== Challenge ==
Reproduce the rows below verbatim, beginning with the first row and continuing through the line that contains "segment-heading-end-user: By End-User", including that line.

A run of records
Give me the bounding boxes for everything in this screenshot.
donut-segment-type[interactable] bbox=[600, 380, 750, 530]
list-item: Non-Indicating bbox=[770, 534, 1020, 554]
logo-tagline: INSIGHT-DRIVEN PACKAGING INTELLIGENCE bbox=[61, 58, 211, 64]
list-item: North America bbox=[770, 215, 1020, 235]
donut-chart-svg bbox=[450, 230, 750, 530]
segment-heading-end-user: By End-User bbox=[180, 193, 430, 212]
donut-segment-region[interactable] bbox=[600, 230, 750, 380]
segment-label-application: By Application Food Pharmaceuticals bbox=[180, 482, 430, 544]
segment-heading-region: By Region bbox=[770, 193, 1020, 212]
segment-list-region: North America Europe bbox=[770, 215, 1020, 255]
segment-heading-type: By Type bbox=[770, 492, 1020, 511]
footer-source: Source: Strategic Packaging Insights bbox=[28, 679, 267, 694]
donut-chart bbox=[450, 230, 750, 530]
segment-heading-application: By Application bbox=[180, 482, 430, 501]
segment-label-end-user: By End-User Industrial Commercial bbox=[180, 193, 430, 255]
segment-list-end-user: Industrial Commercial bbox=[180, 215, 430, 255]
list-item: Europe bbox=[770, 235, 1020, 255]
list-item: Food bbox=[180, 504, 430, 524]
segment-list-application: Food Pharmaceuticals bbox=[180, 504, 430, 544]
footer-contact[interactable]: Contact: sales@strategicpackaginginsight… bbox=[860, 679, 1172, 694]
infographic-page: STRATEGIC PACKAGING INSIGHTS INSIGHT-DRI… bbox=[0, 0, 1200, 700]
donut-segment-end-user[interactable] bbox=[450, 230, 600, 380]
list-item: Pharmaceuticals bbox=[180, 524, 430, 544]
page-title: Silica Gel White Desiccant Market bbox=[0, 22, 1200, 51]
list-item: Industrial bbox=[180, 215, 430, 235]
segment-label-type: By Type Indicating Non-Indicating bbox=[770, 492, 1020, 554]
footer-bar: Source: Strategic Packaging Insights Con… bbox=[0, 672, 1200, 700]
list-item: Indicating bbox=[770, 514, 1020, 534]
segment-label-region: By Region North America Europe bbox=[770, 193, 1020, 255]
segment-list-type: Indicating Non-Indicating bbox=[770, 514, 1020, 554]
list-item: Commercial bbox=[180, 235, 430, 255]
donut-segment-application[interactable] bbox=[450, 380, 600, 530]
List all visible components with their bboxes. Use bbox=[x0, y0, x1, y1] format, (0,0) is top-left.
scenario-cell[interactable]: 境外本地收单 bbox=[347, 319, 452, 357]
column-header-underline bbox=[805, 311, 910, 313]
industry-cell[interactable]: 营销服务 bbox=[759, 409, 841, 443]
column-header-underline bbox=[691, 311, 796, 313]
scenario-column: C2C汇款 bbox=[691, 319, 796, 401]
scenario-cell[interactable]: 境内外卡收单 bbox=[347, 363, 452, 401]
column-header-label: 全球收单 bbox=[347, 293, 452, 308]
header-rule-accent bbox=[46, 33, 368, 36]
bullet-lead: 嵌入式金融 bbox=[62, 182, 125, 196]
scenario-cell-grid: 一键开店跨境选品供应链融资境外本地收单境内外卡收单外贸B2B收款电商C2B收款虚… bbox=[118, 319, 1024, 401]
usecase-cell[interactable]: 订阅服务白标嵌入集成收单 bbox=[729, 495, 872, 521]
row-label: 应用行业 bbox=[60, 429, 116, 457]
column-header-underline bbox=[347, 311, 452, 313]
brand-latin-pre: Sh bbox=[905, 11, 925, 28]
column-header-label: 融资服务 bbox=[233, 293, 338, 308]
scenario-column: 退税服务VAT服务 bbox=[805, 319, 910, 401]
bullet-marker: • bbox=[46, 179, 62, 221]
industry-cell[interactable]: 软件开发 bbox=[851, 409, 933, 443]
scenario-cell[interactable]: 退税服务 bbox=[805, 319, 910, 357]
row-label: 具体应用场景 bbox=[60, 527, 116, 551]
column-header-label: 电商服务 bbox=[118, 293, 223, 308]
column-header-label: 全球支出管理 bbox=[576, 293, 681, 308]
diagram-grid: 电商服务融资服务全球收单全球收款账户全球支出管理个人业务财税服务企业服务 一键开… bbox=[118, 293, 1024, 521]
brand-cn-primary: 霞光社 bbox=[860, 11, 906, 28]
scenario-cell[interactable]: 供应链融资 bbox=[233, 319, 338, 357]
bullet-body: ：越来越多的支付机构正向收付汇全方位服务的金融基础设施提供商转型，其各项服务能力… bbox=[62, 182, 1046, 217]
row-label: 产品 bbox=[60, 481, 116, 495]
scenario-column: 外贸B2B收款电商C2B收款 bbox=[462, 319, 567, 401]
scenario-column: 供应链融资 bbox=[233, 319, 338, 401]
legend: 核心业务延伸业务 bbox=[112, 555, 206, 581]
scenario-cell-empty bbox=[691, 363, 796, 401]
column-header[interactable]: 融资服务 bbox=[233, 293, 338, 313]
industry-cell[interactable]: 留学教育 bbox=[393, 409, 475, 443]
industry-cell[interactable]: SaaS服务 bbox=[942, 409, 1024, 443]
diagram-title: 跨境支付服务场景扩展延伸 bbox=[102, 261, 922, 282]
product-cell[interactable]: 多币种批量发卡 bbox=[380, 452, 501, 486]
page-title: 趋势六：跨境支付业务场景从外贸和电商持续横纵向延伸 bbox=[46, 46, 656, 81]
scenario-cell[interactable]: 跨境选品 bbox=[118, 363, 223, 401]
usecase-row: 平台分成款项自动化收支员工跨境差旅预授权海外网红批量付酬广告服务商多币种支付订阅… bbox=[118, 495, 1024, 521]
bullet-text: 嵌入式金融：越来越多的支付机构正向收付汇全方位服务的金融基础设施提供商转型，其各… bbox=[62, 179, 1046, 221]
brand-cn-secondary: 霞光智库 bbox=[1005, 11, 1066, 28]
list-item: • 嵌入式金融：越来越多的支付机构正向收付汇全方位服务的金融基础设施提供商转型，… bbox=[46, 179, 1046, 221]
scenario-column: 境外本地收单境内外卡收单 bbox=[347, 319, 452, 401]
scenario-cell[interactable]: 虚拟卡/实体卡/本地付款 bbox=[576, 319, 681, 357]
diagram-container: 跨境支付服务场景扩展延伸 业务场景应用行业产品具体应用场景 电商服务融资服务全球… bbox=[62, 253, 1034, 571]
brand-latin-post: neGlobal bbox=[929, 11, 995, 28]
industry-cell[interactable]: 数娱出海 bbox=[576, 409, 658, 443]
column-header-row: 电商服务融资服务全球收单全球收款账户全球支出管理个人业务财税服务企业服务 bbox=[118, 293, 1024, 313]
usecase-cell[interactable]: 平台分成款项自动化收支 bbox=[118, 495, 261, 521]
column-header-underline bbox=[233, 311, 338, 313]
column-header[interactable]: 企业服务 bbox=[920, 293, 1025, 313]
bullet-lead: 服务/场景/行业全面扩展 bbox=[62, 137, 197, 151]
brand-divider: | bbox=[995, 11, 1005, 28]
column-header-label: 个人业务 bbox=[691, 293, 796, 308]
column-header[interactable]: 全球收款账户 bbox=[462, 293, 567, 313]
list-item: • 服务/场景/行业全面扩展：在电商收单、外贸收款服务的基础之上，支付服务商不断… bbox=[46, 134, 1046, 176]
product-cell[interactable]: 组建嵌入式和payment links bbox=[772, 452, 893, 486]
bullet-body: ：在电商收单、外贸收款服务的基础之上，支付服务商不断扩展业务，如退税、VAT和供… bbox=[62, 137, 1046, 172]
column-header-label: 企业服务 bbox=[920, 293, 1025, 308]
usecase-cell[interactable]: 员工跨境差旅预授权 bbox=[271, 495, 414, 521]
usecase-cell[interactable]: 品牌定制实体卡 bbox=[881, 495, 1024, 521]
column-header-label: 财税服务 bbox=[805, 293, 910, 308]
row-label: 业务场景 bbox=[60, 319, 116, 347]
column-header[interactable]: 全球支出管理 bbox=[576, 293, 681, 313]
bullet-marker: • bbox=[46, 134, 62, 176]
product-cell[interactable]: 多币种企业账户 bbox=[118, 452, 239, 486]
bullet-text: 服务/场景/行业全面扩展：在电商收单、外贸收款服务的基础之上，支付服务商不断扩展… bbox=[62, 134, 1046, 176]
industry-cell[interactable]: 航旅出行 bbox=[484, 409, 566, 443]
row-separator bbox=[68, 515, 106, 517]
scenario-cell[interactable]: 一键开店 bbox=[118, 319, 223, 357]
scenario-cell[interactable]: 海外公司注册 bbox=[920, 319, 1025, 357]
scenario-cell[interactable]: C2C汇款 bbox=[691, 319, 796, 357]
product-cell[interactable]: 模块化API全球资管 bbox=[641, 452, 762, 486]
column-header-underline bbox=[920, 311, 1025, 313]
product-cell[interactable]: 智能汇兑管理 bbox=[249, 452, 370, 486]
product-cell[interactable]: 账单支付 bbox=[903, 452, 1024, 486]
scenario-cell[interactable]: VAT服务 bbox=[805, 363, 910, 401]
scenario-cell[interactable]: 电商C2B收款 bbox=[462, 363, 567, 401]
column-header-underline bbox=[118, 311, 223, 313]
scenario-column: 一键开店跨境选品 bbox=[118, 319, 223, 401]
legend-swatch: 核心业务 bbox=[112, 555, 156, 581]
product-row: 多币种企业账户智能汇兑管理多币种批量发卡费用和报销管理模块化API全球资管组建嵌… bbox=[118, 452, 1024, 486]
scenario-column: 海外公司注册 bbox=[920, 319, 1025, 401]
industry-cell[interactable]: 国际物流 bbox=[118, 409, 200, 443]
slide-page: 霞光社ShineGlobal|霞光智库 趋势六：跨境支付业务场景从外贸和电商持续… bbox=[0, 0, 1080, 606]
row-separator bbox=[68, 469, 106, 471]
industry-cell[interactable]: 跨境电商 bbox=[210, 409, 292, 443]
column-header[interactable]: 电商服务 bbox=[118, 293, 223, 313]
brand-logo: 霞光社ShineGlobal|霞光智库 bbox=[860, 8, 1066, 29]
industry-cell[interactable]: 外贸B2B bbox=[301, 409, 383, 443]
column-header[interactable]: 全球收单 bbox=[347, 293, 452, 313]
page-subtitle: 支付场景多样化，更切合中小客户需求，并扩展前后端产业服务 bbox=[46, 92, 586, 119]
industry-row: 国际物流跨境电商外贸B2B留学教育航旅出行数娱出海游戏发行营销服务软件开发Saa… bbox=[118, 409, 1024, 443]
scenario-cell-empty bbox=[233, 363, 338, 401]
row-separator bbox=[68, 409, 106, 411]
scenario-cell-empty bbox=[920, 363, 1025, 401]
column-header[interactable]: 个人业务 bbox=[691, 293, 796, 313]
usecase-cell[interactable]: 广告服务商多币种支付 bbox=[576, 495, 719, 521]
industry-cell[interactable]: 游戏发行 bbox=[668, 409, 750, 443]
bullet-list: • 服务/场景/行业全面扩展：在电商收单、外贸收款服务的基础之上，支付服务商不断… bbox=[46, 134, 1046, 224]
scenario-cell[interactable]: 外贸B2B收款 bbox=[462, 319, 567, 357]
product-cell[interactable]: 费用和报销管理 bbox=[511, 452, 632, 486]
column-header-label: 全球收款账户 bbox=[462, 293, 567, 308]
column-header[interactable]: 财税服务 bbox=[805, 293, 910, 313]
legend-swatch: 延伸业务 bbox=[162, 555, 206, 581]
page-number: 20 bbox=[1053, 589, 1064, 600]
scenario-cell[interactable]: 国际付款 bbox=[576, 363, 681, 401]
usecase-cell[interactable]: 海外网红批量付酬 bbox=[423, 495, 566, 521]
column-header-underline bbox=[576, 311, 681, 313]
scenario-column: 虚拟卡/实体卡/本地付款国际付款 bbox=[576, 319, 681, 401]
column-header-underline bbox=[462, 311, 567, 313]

== Result ==
Give me the bounding boxes for everything in this screenshot.
donut-segment-type[interactable] bbox=[600, 380, 750, 530]
list-item: Non-Indicating bbox=[770, 534, 1020, 554]
logo-tagline: INSIGHT-DRIVEN PACKAGING INTELLIGENCE bbox=[61, 58, 211, 64]
list-item: North America bbox=[770, 215, 1020, 235]
donut-chart-svg bbox=[450, 230, 750, 530]
segment-heading-end-user: By End-User bbox=[180, 193, 430, 212]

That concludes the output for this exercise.